⟨
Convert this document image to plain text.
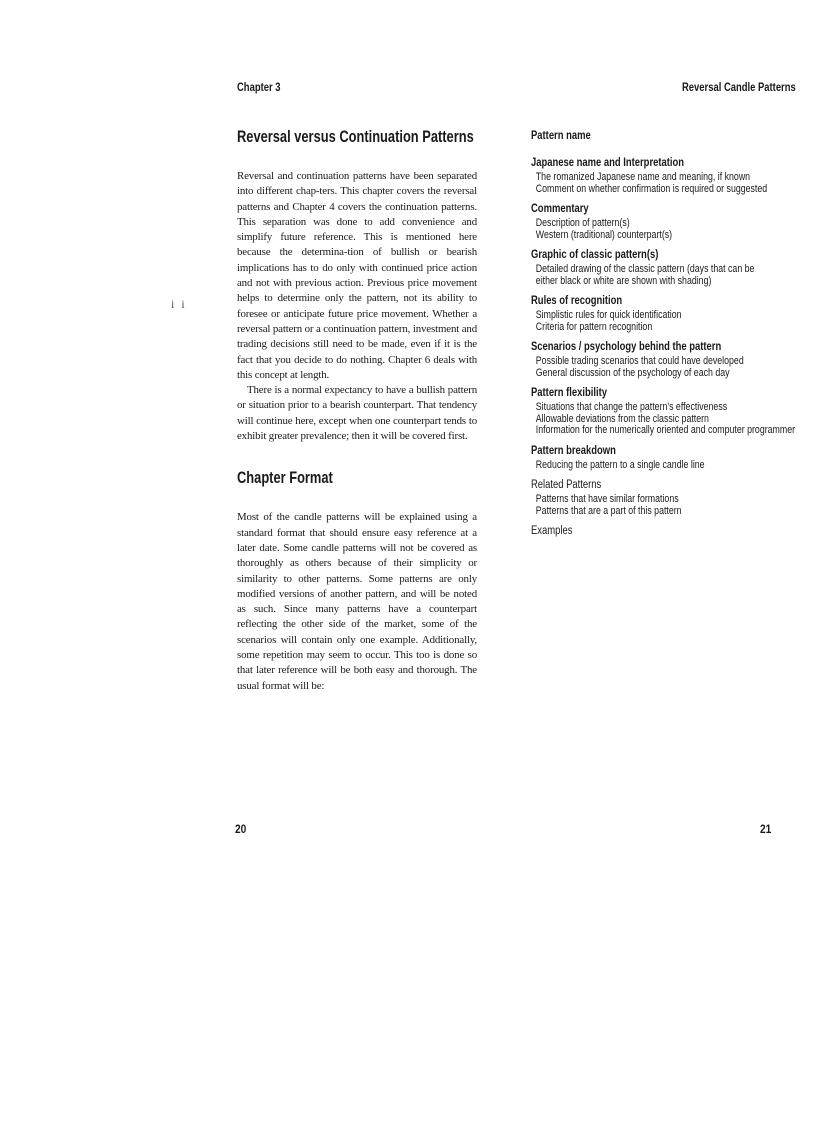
Chapter 3	Reversal Candle Patterns
i i
Reversal versus Continuation Patterns

Reversal and continuation patterns have been separated into different chap-ters. This chapter covers the reversal patterns and Chapter 4 covers the continuation patterns. This separation was done to add convenience and simplify future reference. This is mentioned here because the determina-tion of bullish or bearish implications has to do only with continued price action and not with previous action. Previous price movement helps to determine only the pattern, not its ability to foresee or anticipate future price movement. Whether a reversal pattern or a continuation pattern, investment and trading decisions still need to be made, even if it is the fact that you decide to do nothing. Chapter 6 deals with this concept at length.

There is a normal expectancy to have a bullish pattern or situation prior to a bearish counterpart. That tendency will continue here, except when one counterpart tends to exhibit greater prevalence; then it will be covered first.

Chapter Format

Most of the candle patterns will be explained using a standard format that should ensure easy reference at a later date. Some candle patterns will not be covered as thoroughly as others because of their simplicity or similarity to other patterns. Some patterns are only modified versions of another pattern, and will be noted as such. Since many patterns have a counterpart reflecting the other side of the market, some of the scenarios will contain only one example. Additionally, some repetition may seem to occur. This too is done so that later reference will be both easy and thorough. The usual format will be:

Pattern name
Japanese name and Interpretation
The romanized Japanese name and meaning, if known
Comment on whether confirmation is required or suggested
Commentary
Description of pattern(s)
Western (traditional) counterpart(s)
Graphic of classic pattern(s)
Detailed drawing of the classic pattern (days that can be either black or white are shown with shading)
Rules of recognition
Simplistic rules for quick identification
Criteria for pattern recognition
Scenarios / psychology behind the pattern
Possible trading scenarios that could have developed
General discussion of the psychology of each day
Pattern flexibility
Situations that change the pattern's effectiveness
Allowable deviations from the classic pattern
Information for the numerically oriented and computer programmer
Pattern breakdown
Reducing the pattern to a single candle line
Related Patterns
Patterns that have similar formations
Patterns that are a part of this pattern
Examples
20	21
⟩
BRIEF: Which lines above contain the word "psychology"? Copy each of them.

SOLUTION BELOW:
Scenarios / psychology behind the pattern
General discussion of the psychology of each day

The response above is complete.